Brief:
Write out the data below in full. Keep it exact.

Collection entries
┏━━

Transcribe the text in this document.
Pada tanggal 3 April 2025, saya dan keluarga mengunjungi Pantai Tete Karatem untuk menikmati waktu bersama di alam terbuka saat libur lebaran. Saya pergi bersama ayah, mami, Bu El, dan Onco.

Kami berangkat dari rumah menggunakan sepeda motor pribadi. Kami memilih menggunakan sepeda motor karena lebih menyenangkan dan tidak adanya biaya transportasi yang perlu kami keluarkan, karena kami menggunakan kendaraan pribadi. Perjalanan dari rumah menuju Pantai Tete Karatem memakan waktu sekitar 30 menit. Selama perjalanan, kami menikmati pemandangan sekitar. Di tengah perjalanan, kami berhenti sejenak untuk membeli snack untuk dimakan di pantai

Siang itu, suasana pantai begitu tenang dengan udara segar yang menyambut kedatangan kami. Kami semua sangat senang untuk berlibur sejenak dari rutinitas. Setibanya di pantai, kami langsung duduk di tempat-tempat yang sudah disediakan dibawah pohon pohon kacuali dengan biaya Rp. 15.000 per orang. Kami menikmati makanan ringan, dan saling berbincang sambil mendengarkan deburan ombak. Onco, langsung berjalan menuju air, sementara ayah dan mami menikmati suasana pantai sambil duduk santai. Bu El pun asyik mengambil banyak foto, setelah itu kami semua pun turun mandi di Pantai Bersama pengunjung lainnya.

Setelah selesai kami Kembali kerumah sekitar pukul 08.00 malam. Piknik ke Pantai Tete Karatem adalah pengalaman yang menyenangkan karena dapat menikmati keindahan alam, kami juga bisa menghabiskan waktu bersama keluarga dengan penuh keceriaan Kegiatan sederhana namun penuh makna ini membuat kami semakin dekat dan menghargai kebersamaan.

┗━━

Exercise result:
Transcribe the text in this document.
Pada tanggal 3 April 2025, saya dan keluarga mengunjungi Pantai Tete Karatem untuk menikmati waktu bersama di alam terbuka saat libur lebaran. Saya pergi bersama ayah, mami, Bu El, dan Onco.

Kami berangkat dari rumah menggunakan sepeda motor pribadi. Kami memilih menggunakan sepeda motor karena lebih menyenangkan dan tidak adanya biaya transportasi yang perlu kami keluarkan, karena kami menggunakan kendaraan pribadi. Perjalanan dari rumah menuju Pantai Tete Karatem memakan waktu sekitar 30 menit. Selama perjalanan, kami menikmati pemandangan sekitar. Di tengah perjalanan, kami berhenti sejenak untuk membeli snack untuk dimakan di pantai

Siang itu, suasana pantai begitu tenang dengan udara segar yang menyambut kedatangan kami. Kami semua sangat senang untuk berlibur sejenak dari rutinitas. Setibanya di pantai, kami langsung duduk di tempat-tempat yang sudah disediakan dibawah pohon pohon kacuali dengan biaya Rp. 15.000 per orang. Kami menikmati makanan ringan, dan saling berbincang sambil mendengarkan deburan ombak. Onco, langsung berjalan menuju air, sementara ayah dan mami menikmati suasana pantai sambil duduk santai. Bu El pun asyik mengambil banyak foto, setelah itu kami semua pun turun mandi di Pantai Bersama pengunjung lainnya.

Setelah selesai kami Kembali kerumah sekitar pukul 08.00 malam. Piknik ke Pantai Tete Karatem adalah pengalaman yang menyenangkan karena dapat menikmati keindahan alam, kami juga bisa menghabiskan waktu bersama keluarga dengan penuh keceriaan Kegiatan sederhana namun penuh makna ini membuat kami semakin dekat dan menghargai kebersamaan.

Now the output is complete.